**Task brief**
Lines containing the string "Department" are to be collected in full.

_ _ _ _

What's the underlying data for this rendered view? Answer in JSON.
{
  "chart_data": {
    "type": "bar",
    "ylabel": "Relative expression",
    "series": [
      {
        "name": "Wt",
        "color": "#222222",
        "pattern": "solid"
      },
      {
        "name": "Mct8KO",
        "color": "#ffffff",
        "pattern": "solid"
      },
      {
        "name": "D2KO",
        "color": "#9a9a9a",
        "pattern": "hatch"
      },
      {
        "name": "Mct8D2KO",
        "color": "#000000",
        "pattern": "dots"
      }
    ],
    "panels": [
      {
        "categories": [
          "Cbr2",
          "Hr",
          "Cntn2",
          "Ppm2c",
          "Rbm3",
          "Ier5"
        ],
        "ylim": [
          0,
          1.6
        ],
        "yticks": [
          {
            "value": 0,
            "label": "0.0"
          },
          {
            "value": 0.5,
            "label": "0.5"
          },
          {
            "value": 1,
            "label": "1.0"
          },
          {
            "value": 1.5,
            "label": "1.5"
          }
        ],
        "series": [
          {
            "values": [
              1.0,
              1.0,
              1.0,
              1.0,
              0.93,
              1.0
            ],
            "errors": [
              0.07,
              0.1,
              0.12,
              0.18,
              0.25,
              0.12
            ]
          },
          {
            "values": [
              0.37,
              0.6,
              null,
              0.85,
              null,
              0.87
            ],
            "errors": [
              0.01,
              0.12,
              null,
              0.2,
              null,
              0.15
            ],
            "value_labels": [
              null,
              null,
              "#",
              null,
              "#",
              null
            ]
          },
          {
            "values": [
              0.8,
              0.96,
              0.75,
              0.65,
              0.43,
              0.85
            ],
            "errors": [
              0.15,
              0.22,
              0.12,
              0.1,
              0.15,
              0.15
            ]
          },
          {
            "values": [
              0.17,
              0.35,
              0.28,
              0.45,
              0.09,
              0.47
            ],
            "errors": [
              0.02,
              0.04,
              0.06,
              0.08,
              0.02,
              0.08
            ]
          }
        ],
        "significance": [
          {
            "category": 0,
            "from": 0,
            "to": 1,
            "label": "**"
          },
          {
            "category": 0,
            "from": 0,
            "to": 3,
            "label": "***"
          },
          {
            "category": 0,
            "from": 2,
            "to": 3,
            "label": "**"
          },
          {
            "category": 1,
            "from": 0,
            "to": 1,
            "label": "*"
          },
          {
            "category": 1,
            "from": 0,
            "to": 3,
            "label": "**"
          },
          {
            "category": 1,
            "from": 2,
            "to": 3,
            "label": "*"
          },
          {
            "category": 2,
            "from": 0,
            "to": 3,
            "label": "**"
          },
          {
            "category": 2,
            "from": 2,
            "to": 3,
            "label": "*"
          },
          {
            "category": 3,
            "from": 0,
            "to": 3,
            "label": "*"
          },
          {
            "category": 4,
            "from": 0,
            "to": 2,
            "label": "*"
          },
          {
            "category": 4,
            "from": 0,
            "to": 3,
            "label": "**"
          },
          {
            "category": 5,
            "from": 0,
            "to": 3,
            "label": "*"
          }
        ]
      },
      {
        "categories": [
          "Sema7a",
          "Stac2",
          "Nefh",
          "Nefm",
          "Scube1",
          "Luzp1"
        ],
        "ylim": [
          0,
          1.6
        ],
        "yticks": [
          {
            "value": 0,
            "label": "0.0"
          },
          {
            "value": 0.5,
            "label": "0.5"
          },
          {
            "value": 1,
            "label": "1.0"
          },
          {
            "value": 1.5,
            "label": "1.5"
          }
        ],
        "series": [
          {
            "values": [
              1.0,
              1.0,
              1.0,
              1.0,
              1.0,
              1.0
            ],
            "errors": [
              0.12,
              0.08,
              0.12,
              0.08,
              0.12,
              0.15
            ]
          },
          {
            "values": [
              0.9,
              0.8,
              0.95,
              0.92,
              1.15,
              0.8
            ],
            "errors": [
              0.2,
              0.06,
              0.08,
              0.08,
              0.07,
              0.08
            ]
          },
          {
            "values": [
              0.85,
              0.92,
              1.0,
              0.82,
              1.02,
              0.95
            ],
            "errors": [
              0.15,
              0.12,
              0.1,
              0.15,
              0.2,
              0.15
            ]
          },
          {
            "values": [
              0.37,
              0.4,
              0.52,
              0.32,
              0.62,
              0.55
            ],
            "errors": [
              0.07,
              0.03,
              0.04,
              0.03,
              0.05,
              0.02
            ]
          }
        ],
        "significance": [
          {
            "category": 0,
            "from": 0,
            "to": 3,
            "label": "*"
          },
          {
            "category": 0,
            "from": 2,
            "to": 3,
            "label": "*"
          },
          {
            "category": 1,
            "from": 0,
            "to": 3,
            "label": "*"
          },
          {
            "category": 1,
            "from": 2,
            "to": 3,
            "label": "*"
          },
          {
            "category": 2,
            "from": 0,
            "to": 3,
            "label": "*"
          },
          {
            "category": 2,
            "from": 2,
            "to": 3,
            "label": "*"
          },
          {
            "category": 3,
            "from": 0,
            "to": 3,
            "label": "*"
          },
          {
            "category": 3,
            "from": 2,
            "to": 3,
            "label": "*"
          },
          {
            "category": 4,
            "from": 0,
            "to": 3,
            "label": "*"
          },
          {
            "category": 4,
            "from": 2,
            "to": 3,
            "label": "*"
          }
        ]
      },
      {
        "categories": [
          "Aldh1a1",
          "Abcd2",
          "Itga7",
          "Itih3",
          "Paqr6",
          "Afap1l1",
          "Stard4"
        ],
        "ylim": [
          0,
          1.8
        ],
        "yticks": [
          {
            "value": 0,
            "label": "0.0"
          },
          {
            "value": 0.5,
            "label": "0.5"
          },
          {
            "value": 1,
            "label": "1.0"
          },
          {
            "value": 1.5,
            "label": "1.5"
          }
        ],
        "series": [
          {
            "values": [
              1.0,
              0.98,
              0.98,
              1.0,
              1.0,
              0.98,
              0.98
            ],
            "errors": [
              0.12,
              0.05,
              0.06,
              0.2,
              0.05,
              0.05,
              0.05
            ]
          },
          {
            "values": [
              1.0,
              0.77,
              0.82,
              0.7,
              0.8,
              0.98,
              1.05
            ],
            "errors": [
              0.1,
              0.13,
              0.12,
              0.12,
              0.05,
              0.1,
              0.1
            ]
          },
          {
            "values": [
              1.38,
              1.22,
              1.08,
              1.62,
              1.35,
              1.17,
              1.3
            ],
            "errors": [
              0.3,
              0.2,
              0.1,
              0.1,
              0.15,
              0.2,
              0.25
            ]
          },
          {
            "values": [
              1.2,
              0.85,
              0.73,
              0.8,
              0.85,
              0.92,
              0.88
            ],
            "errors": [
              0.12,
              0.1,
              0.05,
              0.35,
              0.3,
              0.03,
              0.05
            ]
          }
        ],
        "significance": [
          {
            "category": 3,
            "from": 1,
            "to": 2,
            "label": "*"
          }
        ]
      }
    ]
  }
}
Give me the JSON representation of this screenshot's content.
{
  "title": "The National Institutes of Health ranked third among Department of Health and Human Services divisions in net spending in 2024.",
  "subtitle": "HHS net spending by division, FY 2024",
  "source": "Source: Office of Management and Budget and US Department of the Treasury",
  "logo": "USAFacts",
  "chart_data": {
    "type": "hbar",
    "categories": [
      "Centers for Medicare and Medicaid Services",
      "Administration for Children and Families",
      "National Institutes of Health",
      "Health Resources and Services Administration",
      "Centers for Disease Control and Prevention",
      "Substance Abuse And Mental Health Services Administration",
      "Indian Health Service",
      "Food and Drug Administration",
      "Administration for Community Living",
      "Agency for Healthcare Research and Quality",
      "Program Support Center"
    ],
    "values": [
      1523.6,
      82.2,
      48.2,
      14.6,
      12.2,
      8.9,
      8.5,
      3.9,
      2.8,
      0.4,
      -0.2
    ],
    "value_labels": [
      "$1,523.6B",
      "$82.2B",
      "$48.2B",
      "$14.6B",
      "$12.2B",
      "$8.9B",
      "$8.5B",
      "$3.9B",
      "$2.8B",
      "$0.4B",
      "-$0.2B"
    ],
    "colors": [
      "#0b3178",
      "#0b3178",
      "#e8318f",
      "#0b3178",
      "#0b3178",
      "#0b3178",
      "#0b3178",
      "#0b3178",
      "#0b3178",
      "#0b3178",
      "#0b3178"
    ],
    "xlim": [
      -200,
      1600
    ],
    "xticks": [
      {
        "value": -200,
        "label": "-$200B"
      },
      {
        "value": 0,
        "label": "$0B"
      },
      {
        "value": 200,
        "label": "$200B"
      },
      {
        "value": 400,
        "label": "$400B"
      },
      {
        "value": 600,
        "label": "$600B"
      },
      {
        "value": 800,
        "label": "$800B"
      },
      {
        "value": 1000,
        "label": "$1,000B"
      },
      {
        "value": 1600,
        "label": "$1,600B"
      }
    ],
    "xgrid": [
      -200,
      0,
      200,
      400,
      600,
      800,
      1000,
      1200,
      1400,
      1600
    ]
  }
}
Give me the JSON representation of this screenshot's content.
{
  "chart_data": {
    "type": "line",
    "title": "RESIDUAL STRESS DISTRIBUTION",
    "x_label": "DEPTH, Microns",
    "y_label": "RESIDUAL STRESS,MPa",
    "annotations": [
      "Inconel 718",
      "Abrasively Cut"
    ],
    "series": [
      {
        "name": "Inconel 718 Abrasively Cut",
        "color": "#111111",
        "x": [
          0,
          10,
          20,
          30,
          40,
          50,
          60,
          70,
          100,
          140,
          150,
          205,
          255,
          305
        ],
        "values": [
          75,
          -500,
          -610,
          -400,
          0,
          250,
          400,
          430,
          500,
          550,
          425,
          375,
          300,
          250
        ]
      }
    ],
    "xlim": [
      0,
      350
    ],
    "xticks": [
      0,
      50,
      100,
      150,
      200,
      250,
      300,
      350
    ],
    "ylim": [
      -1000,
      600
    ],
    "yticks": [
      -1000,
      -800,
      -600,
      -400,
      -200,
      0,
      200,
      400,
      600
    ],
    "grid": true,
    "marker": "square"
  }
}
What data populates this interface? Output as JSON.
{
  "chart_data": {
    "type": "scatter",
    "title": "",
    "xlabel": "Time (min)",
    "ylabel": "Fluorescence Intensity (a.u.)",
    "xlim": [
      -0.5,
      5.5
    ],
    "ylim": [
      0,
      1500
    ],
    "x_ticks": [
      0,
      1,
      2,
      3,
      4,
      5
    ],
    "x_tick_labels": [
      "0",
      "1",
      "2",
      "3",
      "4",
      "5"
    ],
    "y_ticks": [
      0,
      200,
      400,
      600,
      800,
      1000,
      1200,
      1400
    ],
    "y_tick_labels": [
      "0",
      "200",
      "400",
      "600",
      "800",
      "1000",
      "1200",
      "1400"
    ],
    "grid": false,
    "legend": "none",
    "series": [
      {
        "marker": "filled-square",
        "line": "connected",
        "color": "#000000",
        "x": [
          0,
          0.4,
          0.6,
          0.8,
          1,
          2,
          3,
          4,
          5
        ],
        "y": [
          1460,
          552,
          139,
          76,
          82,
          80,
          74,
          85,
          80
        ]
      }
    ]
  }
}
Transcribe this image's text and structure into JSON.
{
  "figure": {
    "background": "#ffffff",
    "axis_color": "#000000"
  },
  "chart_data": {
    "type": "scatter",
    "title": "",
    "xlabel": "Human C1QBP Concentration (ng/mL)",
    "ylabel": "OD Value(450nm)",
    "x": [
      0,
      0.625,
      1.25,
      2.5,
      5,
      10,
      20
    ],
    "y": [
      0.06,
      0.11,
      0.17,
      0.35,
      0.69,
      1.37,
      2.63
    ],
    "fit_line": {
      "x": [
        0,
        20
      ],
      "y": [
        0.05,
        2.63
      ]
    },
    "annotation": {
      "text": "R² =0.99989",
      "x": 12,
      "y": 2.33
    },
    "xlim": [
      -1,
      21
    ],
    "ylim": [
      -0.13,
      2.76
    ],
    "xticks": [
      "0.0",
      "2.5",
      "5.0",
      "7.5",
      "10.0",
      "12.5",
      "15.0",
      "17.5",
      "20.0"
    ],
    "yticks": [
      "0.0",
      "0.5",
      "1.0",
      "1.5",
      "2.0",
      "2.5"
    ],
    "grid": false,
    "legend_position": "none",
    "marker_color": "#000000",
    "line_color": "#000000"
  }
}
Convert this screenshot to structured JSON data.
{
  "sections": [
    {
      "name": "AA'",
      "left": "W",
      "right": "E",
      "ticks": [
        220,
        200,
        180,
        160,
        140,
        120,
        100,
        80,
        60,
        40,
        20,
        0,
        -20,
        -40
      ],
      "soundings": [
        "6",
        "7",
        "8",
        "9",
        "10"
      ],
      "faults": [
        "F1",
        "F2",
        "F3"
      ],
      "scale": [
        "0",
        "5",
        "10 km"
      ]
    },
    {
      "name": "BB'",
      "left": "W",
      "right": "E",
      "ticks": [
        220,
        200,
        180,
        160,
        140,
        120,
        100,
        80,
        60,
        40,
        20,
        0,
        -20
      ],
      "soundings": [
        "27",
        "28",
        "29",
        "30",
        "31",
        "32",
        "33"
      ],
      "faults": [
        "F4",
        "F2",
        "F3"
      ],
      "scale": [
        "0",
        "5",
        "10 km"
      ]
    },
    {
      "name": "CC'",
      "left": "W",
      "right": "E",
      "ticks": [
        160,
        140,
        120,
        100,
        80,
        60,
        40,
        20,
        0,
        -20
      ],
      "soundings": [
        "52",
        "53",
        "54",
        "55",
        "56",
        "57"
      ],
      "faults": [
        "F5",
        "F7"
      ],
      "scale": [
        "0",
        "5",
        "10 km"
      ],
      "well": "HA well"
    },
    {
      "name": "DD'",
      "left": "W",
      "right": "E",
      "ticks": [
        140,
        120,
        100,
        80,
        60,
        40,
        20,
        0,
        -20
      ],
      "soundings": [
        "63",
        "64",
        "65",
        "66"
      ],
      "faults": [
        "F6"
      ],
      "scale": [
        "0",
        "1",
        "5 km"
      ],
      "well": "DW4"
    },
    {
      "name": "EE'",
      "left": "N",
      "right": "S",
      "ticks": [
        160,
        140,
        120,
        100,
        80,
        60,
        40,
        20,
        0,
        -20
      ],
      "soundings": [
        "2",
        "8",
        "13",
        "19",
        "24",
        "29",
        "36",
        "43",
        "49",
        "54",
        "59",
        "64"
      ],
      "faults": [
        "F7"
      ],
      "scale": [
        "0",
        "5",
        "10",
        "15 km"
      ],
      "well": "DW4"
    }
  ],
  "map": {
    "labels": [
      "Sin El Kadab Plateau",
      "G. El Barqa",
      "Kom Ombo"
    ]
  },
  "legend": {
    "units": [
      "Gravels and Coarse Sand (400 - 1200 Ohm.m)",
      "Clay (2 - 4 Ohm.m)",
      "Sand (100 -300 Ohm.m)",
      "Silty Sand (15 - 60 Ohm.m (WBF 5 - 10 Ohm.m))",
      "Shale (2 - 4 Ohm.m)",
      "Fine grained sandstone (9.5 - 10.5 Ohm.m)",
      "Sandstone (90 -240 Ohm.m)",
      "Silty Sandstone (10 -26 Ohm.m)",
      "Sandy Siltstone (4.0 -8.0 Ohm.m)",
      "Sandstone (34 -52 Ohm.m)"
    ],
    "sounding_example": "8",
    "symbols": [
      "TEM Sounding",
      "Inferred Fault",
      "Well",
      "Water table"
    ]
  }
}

_ _ _ _

**Solution below**
  "title": "The National Institutes of Health ranked third among Department of Health and Human Services divisions in net spending in 2024.",
  "source": "Source: Office of Management and Budget and US Department of the Treasury",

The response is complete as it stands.